From the entries that follow, gather each line holding the word "前年同月比".
:: Record excerpts ::
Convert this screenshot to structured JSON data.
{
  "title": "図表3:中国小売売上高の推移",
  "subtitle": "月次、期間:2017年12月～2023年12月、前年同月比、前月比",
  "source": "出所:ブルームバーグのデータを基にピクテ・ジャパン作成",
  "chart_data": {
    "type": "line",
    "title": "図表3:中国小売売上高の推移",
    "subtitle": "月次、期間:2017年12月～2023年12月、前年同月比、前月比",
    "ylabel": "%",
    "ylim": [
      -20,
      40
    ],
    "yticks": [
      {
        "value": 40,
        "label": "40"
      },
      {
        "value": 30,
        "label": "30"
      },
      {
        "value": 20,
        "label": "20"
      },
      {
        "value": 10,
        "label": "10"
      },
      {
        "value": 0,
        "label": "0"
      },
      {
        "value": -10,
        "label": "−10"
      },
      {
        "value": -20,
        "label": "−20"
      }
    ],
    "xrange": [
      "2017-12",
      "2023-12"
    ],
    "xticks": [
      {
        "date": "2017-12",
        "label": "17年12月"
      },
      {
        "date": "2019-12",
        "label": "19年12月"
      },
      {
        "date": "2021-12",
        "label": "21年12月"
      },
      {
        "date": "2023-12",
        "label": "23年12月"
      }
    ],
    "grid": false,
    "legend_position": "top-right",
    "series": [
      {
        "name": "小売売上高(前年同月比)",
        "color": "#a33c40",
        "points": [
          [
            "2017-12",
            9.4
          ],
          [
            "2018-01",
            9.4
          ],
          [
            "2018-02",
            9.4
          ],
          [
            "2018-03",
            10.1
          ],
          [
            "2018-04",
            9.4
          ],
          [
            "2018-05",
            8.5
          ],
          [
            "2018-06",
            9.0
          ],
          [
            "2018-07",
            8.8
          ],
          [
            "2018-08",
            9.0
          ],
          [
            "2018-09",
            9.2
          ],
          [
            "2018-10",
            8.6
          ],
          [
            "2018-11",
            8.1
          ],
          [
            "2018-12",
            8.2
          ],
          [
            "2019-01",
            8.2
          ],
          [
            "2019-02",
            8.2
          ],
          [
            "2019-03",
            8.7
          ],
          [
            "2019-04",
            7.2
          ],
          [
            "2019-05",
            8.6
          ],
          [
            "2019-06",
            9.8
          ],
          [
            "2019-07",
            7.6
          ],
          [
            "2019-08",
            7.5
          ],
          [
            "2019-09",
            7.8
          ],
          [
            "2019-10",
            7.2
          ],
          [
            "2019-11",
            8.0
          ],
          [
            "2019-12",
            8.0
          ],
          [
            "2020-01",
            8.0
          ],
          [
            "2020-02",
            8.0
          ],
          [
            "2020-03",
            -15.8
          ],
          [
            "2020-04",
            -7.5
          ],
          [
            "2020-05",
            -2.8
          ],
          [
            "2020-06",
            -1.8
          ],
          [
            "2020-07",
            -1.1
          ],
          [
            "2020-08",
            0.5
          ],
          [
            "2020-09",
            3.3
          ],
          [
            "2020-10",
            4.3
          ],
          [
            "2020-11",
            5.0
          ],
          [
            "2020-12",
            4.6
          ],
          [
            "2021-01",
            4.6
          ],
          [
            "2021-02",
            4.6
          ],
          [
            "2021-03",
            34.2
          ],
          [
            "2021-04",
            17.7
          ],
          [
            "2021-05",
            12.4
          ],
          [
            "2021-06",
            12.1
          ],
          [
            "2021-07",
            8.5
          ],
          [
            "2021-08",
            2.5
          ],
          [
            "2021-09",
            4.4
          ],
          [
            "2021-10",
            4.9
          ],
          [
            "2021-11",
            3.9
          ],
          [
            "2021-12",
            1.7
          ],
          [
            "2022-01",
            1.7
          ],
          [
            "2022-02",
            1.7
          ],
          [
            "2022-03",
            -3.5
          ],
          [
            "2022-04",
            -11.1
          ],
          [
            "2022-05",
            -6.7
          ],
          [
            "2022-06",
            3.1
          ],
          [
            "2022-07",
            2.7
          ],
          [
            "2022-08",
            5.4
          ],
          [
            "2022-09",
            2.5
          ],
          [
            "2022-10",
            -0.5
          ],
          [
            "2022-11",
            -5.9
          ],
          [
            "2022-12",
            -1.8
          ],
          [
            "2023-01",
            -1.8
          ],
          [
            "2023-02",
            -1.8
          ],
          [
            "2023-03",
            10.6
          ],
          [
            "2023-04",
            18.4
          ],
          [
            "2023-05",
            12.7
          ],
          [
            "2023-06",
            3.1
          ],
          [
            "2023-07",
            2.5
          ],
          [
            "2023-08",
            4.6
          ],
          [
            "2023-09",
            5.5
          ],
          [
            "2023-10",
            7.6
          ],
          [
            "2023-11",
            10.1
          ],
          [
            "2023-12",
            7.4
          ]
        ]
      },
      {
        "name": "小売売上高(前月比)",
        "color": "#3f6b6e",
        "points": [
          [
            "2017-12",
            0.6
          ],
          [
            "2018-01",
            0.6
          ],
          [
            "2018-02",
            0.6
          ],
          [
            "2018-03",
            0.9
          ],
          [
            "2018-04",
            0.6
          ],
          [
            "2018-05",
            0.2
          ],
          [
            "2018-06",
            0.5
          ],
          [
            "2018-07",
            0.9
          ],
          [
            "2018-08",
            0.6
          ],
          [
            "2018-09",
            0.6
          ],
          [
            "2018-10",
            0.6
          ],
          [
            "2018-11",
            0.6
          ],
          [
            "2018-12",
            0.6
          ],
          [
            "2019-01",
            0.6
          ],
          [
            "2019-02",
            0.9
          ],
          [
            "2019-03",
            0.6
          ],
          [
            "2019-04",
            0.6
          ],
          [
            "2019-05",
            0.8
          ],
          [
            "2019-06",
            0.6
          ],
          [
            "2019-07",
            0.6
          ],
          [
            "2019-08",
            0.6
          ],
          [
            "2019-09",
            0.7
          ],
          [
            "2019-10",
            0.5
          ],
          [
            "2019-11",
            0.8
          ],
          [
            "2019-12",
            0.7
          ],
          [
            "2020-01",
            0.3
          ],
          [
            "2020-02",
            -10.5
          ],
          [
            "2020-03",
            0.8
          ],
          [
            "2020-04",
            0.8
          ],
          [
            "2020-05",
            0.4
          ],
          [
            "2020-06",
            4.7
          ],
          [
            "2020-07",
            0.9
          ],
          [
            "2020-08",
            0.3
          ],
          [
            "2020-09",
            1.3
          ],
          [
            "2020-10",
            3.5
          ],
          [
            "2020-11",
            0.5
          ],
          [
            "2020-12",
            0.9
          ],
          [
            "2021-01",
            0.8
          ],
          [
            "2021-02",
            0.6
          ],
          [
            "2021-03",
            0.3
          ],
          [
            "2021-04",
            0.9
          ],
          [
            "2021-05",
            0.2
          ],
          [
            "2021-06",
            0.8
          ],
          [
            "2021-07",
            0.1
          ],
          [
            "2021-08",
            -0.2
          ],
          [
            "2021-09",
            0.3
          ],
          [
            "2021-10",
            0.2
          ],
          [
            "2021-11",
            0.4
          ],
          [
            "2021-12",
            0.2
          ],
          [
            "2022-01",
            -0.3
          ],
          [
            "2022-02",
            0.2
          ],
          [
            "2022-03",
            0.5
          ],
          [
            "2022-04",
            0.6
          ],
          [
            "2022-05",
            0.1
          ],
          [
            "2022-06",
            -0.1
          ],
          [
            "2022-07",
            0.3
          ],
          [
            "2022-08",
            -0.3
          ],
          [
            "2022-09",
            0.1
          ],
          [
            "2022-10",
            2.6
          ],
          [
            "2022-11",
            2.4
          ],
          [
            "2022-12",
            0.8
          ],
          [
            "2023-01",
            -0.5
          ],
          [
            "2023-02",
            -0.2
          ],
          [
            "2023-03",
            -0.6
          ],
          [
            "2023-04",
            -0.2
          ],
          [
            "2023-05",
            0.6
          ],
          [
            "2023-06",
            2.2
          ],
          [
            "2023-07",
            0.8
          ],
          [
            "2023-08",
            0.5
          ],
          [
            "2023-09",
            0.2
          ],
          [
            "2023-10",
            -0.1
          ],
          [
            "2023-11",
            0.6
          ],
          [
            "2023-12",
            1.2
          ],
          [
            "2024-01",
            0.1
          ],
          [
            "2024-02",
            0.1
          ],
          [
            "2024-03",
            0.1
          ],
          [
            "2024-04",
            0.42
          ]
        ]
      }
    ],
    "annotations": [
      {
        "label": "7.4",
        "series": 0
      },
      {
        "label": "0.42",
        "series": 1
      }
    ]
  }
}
:::
Solution:
  "subtitle": "月次、期間:2017年12月～2023年12月、前年同月比、前月比",
    "subtitle": "月次、期間:2017年12月～2023年12月、前年同月比、前月比",
        "name": "小売売上高(前年同月比)",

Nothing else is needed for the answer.